§ **Directive 1**
In the immigration appeals decision, which offense is held to be a crime involving moral turpitude?
§ **Directive 2**
Locate every line of the records that contains the word "each" and copy those lines.

§ **Given text**
AJAMI

BIA

Court: Board of Immigration Appeals

Citations: 22 I. & N. Dec. 949

Decision Date: 7/1/1999

Docket Number: ID 3405

Bluebook Citation: AJAMI, 22 I. & N. Dec. 949 (BIA 1999)

More Cases: BIA decisions from 1999

                                                               Interim Decision #3405




                 In re Ali Hussein AJAMI, Respondent

                             File A43 468 532 - Detroit

                        Decided as amended July 13, 19991

                           U.S. Department of Justice
                    Executive Office for Immigration Review
                        Board of Immigration Appeals


   The offense of aggravated stalking pursuant to section 750.411i of the Michigan
Compiled Laws Annotated is a crime involving moral turpitude.

James J. Hoare, Esquire, Farmington Hills, Michigan, for respondent

Marsha Kay Nettles, Assistant District Counsel, for the Immigration and Naturalization
Service

Before:   Board Panel: HOLMES, GUENDELSBERGER, and JONES, Board Members.

HOLMES, Board Member:

ORDER:

     PER CURIAM. In a decision dated November 16, 1998, the
Immigration Judge found the respondent deportable under section
237(a)(2)(A)(i) of the Immigration and Nationality Act, 
8 U.S.C. § 1227
(a)(2)(A)(i) (Supp. II 1996), based on his conviction for a crime
involving moral turpitude, and ordered him removed from the United
States. The respondent has timely appealed. The request for oral argument
is denied. The appeal is dismissed.

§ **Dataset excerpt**
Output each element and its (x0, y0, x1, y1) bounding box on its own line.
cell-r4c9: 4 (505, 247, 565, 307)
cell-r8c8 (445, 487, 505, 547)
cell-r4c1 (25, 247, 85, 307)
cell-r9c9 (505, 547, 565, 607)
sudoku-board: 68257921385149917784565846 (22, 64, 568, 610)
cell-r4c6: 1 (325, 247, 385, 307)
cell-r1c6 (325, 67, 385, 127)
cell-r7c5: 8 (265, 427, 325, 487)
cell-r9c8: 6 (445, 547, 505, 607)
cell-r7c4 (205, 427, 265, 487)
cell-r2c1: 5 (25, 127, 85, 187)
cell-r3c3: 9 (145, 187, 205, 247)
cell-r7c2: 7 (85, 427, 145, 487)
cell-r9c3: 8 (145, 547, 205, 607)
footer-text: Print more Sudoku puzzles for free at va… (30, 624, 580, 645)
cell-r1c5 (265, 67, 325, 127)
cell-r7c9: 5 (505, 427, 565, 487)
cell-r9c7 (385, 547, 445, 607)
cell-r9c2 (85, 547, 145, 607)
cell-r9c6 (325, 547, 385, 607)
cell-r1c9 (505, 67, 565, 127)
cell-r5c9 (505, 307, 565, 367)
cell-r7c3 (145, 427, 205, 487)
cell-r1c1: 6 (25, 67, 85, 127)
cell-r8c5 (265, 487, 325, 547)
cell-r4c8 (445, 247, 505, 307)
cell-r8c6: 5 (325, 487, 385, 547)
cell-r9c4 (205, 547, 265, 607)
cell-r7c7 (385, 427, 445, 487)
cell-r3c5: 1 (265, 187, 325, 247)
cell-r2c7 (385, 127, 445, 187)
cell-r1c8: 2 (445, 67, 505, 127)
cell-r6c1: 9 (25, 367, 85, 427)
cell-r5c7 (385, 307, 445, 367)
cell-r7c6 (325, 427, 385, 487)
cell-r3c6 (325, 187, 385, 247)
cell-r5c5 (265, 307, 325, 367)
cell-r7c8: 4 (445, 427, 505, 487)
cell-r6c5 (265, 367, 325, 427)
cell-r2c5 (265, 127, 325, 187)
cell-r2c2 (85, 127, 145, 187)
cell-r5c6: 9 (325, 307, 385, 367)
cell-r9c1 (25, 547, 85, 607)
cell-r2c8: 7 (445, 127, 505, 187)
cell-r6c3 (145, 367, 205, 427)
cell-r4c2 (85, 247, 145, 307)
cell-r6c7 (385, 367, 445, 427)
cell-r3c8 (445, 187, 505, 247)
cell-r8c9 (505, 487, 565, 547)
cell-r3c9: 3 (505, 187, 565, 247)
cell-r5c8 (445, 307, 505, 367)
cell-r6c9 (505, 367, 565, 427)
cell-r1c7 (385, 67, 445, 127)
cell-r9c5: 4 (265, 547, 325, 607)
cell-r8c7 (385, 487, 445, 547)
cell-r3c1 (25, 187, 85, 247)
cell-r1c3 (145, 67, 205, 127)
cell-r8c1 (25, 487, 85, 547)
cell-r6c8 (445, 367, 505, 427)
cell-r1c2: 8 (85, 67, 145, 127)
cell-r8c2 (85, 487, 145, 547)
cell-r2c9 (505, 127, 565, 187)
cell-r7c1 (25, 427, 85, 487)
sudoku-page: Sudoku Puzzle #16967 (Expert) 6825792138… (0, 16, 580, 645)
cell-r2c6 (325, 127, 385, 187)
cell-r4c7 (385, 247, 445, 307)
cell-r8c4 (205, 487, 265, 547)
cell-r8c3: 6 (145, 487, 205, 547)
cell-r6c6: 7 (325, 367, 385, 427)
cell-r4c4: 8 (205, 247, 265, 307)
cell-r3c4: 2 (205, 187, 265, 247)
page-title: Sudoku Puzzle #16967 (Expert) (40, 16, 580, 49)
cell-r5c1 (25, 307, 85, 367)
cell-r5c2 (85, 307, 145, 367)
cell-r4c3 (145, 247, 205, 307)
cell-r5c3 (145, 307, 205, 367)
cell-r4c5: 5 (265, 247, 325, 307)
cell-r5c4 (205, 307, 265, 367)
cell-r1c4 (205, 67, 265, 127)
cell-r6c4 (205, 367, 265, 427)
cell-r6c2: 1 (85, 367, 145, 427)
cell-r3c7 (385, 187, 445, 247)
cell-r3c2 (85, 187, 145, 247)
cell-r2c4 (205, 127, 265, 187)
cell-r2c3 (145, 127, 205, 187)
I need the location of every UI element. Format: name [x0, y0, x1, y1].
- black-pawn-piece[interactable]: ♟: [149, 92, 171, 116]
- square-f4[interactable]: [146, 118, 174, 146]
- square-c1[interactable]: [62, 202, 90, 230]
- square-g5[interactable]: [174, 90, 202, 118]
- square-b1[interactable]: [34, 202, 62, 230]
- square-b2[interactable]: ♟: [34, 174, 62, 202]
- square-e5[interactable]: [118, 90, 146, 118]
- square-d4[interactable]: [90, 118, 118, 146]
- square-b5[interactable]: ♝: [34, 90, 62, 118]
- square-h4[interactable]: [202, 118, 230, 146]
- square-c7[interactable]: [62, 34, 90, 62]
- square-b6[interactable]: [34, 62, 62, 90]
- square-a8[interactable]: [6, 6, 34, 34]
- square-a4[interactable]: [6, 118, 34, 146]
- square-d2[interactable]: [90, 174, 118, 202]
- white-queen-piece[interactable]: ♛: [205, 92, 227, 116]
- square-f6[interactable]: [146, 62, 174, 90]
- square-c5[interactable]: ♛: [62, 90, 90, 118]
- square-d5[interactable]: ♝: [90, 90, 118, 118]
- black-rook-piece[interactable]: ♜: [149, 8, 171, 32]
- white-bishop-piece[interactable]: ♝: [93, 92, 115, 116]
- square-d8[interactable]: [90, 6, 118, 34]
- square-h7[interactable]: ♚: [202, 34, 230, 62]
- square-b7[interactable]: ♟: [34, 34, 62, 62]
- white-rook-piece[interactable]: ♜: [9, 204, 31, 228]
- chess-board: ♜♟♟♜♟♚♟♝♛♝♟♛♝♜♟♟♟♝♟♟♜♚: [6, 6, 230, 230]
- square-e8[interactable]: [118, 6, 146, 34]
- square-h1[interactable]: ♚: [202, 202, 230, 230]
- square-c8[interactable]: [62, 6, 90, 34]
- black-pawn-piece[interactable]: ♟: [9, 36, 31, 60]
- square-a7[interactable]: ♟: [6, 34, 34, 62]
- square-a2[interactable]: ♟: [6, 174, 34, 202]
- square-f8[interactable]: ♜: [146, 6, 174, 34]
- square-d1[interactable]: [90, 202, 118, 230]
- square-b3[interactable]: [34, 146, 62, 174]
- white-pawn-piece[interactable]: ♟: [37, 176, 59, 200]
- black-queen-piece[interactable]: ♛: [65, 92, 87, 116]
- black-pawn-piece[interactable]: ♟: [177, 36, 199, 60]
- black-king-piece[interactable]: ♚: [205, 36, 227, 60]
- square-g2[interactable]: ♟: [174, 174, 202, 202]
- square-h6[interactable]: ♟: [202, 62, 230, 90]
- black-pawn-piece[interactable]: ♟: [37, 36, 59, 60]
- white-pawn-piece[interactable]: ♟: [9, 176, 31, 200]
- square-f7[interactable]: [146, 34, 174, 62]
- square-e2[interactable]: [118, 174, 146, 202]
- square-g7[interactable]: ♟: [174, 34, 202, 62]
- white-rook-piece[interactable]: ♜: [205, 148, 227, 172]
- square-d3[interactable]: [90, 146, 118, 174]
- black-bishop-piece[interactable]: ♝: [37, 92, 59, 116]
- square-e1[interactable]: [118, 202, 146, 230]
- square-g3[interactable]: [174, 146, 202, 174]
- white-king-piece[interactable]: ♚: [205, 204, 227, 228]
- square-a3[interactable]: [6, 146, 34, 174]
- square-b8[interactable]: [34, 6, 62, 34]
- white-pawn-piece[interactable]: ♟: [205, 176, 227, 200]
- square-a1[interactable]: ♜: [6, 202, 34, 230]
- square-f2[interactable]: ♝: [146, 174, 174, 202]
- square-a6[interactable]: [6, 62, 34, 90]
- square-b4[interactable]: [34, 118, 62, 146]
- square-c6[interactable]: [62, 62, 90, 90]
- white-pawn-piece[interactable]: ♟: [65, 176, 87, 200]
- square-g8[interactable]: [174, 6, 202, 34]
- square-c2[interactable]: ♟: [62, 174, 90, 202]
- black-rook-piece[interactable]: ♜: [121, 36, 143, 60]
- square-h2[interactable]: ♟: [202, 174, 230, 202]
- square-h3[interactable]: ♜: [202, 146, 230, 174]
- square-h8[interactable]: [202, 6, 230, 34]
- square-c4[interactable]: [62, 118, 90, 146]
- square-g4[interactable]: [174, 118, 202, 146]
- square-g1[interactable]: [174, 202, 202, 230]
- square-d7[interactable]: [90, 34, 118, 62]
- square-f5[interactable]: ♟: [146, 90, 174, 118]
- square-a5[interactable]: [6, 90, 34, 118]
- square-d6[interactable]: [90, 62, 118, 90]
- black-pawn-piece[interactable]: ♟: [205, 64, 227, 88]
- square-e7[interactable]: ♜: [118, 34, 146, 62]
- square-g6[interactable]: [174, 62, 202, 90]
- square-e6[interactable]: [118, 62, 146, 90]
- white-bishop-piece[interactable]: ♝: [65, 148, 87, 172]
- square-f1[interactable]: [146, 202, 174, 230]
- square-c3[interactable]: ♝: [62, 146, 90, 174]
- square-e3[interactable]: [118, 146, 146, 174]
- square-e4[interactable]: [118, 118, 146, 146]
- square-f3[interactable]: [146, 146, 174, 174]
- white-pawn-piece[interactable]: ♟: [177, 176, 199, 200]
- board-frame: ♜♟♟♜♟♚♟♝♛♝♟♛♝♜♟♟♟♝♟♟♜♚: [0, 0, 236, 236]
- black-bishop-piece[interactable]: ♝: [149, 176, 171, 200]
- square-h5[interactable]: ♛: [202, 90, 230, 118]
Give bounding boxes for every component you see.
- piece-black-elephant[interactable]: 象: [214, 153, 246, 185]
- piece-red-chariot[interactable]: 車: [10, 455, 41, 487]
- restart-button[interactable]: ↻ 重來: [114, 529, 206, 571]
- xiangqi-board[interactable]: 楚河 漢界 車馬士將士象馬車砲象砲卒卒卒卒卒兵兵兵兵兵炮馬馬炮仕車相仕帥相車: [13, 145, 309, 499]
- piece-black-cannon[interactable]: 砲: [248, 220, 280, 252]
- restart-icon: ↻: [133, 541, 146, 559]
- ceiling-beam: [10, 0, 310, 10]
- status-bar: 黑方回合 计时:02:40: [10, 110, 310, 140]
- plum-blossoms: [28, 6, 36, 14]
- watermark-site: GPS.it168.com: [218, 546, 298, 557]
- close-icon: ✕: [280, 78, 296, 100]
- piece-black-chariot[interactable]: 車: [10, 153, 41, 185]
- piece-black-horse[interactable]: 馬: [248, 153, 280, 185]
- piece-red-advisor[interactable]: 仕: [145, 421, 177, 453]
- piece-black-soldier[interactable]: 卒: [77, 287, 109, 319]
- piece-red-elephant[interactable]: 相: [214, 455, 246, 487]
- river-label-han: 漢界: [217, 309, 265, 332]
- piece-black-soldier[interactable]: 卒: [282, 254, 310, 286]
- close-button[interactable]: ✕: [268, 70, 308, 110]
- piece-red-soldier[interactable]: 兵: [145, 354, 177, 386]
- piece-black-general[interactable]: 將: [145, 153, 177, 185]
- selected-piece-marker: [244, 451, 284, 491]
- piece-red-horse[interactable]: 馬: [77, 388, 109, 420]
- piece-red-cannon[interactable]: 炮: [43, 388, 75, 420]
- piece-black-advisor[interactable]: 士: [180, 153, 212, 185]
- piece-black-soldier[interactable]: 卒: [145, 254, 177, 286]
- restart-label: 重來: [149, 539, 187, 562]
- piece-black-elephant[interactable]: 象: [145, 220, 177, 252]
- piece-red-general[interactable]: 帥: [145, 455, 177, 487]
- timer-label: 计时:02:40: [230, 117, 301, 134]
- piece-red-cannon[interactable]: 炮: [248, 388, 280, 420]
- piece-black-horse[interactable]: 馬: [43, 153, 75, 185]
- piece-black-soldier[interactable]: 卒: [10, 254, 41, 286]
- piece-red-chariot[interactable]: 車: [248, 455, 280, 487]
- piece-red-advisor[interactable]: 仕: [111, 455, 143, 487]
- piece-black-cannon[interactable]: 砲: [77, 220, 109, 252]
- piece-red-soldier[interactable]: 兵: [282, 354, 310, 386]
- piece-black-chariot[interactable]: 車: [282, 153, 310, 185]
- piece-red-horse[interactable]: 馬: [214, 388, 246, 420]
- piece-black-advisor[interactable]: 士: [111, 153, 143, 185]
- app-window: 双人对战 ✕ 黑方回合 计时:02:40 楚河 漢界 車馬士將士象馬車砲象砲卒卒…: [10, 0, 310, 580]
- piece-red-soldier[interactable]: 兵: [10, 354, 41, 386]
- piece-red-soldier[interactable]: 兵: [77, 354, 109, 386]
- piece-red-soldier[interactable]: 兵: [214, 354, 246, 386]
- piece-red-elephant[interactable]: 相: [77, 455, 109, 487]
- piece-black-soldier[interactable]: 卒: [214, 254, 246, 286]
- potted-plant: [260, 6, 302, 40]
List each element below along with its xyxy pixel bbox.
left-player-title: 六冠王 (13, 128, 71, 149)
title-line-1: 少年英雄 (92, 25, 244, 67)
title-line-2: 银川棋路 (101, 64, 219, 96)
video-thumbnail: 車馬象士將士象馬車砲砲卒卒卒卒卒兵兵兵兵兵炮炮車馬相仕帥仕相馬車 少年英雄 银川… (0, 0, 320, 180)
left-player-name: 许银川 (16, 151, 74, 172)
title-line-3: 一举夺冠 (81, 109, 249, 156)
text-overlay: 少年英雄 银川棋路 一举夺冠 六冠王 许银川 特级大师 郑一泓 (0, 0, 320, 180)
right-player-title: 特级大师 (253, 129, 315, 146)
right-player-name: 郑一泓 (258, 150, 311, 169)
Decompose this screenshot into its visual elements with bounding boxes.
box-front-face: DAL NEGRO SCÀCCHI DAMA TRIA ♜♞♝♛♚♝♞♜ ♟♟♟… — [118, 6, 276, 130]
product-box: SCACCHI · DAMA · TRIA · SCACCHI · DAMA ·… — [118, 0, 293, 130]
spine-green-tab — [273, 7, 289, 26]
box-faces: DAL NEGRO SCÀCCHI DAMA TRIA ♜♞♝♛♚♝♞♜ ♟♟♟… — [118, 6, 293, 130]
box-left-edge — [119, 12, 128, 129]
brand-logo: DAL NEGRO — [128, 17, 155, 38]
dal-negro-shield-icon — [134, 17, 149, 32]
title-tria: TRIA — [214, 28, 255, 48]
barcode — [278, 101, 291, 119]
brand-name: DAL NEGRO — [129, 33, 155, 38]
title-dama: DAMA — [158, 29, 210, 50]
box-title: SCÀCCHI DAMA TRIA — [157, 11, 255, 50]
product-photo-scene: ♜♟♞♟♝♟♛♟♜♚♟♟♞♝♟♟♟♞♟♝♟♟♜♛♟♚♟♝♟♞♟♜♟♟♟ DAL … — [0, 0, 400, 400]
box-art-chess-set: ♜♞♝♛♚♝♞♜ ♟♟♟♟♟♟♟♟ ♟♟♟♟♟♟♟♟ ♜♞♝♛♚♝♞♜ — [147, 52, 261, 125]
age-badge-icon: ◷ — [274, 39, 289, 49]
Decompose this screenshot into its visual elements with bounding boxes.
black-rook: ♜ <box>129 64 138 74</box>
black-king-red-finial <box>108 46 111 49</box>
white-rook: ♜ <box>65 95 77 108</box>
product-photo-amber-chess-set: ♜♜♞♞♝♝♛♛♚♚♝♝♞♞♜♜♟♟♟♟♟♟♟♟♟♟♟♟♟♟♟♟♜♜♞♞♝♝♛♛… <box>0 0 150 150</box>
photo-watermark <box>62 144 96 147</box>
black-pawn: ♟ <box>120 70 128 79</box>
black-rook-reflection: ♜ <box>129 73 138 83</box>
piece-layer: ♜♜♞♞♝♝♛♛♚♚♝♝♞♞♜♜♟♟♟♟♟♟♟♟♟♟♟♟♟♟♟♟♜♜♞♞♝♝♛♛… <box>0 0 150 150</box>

§ **Correct answer 1**
Aggravated stalking under section 750.411i of the Michigan Compiled Laws Annotated.

§ **Correct answer 2**
Output each element and its (x0, y0, x1, y1) bounding box on its own line.
List each element below along with its xyxy pixel bbox.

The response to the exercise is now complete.